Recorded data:
━━━━━━

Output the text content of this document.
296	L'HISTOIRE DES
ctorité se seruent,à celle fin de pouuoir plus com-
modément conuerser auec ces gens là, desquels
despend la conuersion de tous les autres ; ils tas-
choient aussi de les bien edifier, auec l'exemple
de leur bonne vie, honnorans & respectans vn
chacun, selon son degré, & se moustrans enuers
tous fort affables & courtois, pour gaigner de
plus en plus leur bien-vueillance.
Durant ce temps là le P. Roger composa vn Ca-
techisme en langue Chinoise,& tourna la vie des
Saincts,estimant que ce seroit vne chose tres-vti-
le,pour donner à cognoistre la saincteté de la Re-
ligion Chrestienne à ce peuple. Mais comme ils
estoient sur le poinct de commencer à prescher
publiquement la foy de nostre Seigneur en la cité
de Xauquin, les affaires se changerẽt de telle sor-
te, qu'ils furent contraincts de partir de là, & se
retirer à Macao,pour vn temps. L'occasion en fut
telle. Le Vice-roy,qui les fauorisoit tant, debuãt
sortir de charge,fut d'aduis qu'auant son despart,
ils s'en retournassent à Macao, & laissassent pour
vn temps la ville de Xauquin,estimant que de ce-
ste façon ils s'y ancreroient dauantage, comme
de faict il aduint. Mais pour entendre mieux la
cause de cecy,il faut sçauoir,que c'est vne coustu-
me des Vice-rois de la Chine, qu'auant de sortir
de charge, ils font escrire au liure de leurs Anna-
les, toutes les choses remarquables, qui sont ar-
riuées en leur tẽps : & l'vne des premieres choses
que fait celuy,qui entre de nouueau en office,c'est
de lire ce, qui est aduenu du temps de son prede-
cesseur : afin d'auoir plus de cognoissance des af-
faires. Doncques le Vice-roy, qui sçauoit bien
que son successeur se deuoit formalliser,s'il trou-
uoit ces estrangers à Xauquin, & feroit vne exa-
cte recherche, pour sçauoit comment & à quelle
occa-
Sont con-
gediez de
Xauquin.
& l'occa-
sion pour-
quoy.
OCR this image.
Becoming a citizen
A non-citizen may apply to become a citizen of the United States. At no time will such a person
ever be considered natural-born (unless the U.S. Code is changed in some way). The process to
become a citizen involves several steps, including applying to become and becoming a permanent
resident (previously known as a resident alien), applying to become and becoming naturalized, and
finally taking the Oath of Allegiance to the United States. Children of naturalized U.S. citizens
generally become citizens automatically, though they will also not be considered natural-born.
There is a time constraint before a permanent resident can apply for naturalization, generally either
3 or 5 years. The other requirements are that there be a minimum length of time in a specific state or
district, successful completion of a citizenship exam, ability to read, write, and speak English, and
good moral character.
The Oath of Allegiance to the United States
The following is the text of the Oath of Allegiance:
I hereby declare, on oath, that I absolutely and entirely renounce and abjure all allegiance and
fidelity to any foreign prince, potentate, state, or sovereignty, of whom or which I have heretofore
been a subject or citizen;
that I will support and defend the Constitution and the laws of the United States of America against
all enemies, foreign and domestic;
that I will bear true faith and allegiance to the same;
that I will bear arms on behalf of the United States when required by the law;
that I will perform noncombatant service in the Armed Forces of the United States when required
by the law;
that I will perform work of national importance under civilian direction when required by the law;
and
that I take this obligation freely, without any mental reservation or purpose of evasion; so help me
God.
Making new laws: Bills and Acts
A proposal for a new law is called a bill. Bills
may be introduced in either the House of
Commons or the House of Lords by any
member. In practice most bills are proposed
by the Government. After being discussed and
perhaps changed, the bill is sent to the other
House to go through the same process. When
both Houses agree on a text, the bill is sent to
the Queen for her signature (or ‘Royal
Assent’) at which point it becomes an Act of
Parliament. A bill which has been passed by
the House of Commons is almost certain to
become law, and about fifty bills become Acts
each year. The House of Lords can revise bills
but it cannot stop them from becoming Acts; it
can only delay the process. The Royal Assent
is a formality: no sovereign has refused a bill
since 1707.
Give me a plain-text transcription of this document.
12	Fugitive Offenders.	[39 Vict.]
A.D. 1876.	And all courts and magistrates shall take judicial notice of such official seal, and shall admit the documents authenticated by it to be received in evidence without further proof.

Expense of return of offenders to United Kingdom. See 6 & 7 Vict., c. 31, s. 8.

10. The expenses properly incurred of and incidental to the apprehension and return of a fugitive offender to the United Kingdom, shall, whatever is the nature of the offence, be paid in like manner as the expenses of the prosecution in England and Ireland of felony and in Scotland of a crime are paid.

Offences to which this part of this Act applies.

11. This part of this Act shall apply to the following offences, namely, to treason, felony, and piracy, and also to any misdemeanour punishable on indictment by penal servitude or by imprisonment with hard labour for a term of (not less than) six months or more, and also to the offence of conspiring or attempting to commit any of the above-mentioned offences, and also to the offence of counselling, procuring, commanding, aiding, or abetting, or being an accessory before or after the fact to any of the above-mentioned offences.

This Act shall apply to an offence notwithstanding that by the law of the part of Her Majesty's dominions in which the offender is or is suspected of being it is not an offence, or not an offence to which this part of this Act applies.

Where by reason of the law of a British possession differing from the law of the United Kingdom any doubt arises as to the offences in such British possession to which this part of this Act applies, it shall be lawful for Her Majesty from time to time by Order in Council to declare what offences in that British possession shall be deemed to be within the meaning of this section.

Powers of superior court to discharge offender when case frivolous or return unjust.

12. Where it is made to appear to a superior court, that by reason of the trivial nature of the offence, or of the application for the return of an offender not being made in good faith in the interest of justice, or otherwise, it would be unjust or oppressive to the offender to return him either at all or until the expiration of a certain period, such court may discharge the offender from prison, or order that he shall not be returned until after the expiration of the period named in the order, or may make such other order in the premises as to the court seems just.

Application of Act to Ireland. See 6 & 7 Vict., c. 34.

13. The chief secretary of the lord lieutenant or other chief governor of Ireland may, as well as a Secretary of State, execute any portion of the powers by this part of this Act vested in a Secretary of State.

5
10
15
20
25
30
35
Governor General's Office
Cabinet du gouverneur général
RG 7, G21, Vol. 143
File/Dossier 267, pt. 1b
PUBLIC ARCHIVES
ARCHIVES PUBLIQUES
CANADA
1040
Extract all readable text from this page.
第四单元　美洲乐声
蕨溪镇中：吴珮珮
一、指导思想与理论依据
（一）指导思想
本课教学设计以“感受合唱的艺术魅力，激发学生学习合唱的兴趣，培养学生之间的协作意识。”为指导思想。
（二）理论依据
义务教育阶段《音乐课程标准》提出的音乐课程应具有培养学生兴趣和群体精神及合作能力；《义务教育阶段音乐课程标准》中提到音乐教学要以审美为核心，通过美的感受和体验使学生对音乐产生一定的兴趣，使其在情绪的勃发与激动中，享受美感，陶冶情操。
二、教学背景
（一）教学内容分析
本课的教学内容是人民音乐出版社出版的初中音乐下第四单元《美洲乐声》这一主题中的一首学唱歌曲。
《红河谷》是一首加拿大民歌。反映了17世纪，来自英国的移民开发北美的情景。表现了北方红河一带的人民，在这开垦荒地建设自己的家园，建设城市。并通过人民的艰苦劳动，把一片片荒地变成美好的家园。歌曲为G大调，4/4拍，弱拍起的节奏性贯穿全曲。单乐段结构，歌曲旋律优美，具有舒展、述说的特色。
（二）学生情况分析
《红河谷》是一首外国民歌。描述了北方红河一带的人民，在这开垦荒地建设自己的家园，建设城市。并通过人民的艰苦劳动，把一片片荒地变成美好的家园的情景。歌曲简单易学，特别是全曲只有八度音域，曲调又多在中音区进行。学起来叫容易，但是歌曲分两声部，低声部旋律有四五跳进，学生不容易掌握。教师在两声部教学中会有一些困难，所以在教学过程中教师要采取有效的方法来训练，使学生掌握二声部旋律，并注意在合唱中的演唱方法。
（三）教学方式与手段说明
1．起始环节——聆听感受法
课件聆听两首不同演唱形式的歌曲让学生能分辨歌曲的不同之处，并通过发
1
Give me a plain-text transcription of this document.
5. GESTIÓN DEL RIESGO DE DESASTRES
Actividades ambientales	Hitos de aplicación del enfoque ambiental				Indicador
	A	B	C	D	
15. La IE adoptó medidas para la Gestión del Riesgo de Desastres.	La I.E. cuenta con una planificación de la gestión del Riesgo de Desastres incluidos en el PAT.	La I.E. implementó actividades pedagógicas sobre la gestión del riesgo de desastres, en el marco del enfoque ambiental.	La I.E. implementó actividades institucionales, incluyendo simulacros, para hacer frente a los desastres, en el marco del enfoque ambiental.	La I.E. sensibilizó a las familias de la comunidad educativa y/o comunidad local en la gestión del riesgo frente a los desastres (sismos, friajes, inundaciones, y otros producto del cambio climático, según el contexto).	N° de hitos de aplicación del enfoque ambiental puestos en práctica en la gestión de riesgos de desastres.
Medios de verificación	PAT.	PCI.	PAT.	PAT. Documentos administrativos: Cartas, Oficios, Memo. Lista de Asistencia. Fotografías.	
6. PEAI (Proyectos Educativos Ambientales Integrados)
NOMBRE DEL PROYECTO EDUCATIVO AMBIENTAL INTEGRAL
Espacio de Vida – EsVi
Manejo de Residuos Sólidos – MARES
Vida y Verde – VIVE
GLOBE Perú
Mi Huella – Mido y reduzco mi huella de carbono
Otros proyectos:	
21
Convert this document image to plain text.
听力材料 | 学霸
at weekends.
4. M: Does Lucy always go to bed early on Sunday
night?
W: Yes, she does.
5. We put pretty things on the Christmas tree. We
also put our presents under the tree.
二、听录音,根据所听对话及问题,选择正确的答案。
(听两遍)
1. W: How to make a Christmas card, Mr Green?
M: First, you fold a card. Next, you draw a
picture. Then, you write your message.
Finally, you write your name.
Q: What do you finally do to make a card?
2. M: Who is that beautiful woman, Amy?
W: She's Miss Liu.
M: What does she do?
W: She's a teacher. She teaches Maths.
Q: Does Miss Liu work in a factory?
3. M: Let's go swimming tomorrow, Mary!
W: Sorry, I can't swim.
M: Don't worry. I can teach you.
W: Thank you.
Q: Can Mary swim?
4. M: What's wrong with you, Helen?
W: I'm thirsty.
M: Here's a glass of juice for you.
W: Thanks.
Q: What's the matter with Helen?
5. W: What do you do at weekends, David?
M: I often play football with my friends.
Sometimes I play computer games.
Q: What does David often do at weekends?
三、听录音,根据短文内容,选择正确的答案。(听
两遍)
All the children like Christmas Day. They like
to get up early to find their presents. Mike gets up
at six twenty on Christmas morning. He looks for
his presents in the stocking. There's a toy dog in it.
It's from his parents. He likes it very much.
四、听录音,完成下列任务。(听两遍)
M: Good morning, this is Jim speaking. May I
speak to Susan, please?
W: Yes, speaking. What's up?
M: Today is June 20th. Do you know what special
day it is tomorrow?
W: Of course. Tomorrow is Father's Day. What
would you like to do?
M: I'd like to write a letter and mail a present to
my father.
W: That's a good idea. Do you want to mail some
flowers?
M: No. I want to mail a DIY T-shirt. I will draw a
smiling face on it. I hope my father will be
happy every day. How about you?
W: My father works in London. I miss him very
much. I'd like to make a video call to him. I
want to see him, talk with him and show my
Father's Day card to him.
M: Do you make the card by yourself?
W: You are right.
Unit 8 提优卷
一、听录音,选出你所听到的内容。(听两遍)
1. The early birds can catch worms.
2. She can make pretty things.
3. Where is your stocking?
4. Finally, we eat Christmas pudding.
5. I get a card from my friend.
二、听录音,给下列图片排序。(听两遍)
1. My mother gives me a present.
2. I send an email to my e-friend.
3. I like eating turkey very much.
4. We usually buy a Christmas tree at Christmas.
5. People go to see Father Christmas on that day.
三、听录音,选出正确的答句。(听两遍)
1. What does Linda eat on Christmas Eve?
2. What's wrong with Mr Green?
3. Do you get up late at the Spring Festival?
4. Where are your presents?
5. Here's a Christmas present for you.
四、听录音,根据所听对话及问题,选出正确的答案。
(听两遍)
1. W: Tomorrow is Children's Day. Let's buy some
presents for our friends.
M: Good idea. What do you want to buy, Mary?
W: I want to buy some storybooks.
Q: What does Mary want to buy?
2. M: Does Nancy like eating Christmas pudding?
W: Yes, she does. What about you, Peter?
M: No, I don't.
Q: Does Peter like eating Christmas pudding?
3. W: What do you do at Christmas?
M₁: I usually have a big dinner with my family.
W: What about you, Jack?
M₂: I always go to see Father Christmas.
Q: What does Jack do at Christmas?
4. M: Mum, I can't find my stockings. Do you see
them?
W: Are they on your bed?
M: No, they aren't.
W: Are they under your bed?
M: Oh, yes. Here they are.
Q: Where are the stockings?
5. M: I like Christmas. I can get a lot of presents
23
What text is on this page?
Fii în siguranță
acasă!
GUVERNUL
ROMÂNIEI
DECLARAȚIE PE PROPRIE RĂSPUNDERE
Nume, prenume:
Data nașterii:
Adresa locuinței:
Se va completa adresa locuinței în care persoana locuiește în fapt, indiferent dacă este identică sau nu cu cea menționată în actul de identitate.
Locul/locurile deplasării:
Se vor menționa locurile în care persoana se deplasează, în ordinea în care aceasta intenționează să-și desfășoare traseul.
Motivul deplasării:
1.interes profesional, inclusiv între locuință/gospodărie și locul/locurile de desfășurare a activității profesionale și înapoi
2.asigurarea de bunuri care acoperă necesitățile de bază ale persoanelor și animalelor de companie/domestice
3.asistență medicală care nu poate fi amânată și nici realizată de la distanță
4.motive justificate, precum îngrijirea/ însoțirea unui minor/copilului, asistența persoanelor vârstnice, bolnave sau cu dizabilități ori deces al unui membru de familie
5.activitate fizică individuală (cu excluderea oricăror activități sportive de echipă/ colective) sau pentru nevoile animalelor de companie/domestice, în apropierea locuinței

━━━━━━

▶ [Prompt] Find the word "without" in the entries, and copy every line it shows up in.

▶ [Solution below]
that I take this obligation freely, without any mental reservation or purpose of evasion; so help me
A.D. 1876.	And all courts and magistrates shall take judicial notice of such official seal, and shall admit the documents authenticated by it to be received in evidence without further proof.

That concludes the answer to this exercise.